Task instructions: What is needed is an exact copy of the records below, minus any pictures.

++++ Provided material

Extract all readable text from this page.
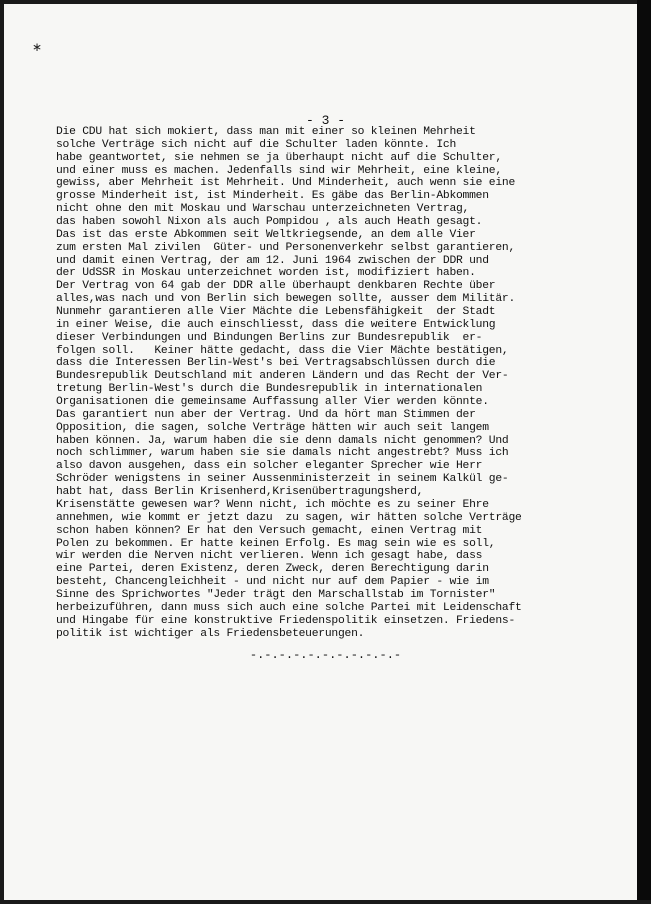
∗
- 3 -
Die CDU hat sich mokiert, dass man mit einer so kleinen Mehrheit
solche Verträge sich nicht auf die Schulter laden könnte. Ich
habe geantwortet, sie nehmen se ja überhaupt nicht auf die Schulter,
und einer muss es machen. Jedenfalls sind wir Mehrheit, eine kleine,
gewiss, aber Mehrheit ist Mehrheit. Und Minderheit, auch wenn sie eine
grosse Minderheit ist, ist Minderheit. Es gäbe das Berlin-Abkommen
nicht ohne den mit Moskau und Warschau unterzeichneten Vertrag,
das haben sowohl Nixon als auch Pompidou , als auch Heath gesagt.
Das ist das erste Abkommen seit Weltkriegsende, an dem alle Vier
zum ersten Mal zivilen  Güter- und Personenverkehr selbst garantieren,
und damit einen Vertrag, der am 12. Juni 1964 zwischen der DDR und
der UdSSR in Moskau unterzeichnet worden ist, modifiziert haben.
Der Vertrag von 64 gab der DDR alle überhaupt denkbaren Rechte über
alles,was nach und von Berlin sich bewegen sollte, ausser dem Militär.
Nunmehr garantieren alle Vier Mächte die Lebensfähigkeit  der Stadt
in einer Weise, die auch einschliesst, dass die weitere Entwicklung
dieser Verbindungen und Bindungen Berlins zur Bundesrepublik  er-
folgen soll.   Keiner hätte gedacht, dass die Vier Mächte bestätigen,
dass die Interessen Berlin-West's bei Vertragsabschlüssen durch die
Bundesrepublik Deutschland mit anderen Ländern und das Recht der Ver-
tretung Berlin-West's durch die Bundesrepublik in internationalen
Organisationen die gemeinsame Auffassung aller Vier werden könnte.
Das garantiert nun aber der Vertrag. Und da hört man Stimmen der
Opposition, die sagen, solche Verträge hätten wir auch seit langem
haben können. Ja, warum haben die sie denn damals nicht genommen? Und
noch schlimmer, warum haben sie sie damals nicht angestrebt? Muss ich
also davon ausgehen, dass ein solcher eleganter Sprecher wie Herr
Schröder wenigstens in seiner Aussenministerzeit in seinem Kalkül ge-
habt hat, dass Berlin Krisenherd,Krisenübertragungsherd,
Krisenstätte gewesen war? Wenn nicht, ich möchte es zu seiner Ehre
annehmen, wie kommt er jetzt dazu  zu sagen, wir hätten solche Verträge
schon haben können? Er hat den Versuch gemacht, einen Vertrag mit
Polen zu bekommen. Er hatte keinen Erfolg. Es mag sein wie es soll,
wir werden die Nerven nicht verlieren. Wenn ich gesagt habe, dass
eine Partei, deren Existenz, deren Zweck, deren Berechtigung darin
besteht, Chancengleichheit - und nicht nur auf dem Papier - wie im
Sinne des Sprichwortes "Jeder trägt den Marschallstab im Tornister"
herbeizuführen, dann muss sich auch eine solche Partei mit Leidenschaft
und Hingabe für eine konstruktive Friedenspolitik einsetzen. Friedens-
politik ist wichtiger als Friedensbeteuerungen.
-.-.-.-.-.-.-.-.-.-.-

++++++++

Written reply:
Extract all readable text from this page.
∗
- 3 -
Die CDU hat sich mokiert, dass man mit einer so kleinen Mehrheit
solche Verträge sich nicht auf die Schulter laden könnte. Ich
habe geantwortet, sie nehmen se ja überhaupt nicht auf die Schulter,
und einer muss es machen. Jedenfalls sind wir Mehrheit, eine kleine,
gewiss, aber Mehrheit ist Mehrheit. Und Minderheit, auch wenn sie eine
grosse Minderheit ist, ist Minderheit. Es gäbe das Berlin-Abkommen
nicht ohne den mit Moskau und Warschau unterzeichneten Vertrag,
das haben sowohl Nixon als auch Pompidou , als auch Heath gesagt.
Das ist das erste Abkommen seit Weltkriegsende, an dem alle Vier
zum ersten Mal zivilen  Güter- und Personenverkehr selbst garantieren,
und damit einen Vertrag, der am 12. Juni 1964 zwischen der DDR und
der UdSSR in Moskau unterzeichnet worden ist, modifiziert haben.
Der Vertrag von 64 gab der DDR alle überhaupt denkbaren Rechte über
alles,was nach und von Berlin sich bewegen sollte, ausser dem Militär.
Nunmehr garantieren alle Vier Mächte die Lebensfähigkeit  der Stadt
in einer Weise, die auch einschliesst, dass die weitere Entwicklung
dieser Verbindungen und Bindungen Berlins zur Bundesrepublik  er-
folgen soll.   Keiner hätte gedacht, dass die Vier Mächte bestätigen,
dass die Interessen Berlin-West's bei Vertragsabschlüssen durch die
Bundesrepublik Deutschland mit anderen Ländern und das Recht der Ver-
tretung Berlin-West's durch die Bundesrepublik in internationalen
Organisationen die gemeinsame Auffassung aller Vier werden könnte.
Das garantiert nun aber der Vertrag. Und da hört man Stimmen der
Opposition, die sagen, solche Verträge hätten wir auch seit langem
haben können. Ja, warum haben die sie denn damals nicht genommen? Und
noch schlimmer, warum haben sie sie damals nicht angestrebt? Muss ich
also davon ausgehen, dass ein solcher eleganter Sprecher wie Herr
Schröder wenigstens in seiner Aussenministerzeit in seinem Kalkül ge-
habt hat, dass Berlin Krisenherd,Krisenübertragungsherd,
Krisenstätte gewesen war? Wenn nicht, ich möchte es zu seiner Ehre
annehmen, wie kommt er jetzt dazu  zu sagen, wir hätten solche Verträge
schon haben können? Er hat den Versuch gemacht, einen Vertrag mit
Polen zu bekommen. Er hatte keinen Erfolg. Es mag sein wie es soll,
wir werden die Nerven nicht verlieren. Wenn ich gesagt habe, dass
eine Partei, deren Existenz, deren Zweck, deren Berechtigung darin
besteht, Chancengleichheit - und nicht nur auf dem Papier - wie im
Sinne des Sprichwortes "Jeder trägt den Marschallstab im Tornister"
herbeizuführen, dann muss sich auch eine solche Partei mit Leidenschaft
und Hingabe für eine konstruktive Friedenspolitik einsetzen. Friedens-
politik ist wichtiger als Friedensbeteuerungen.
-.-.-.-.-.-.-.-.-.-.-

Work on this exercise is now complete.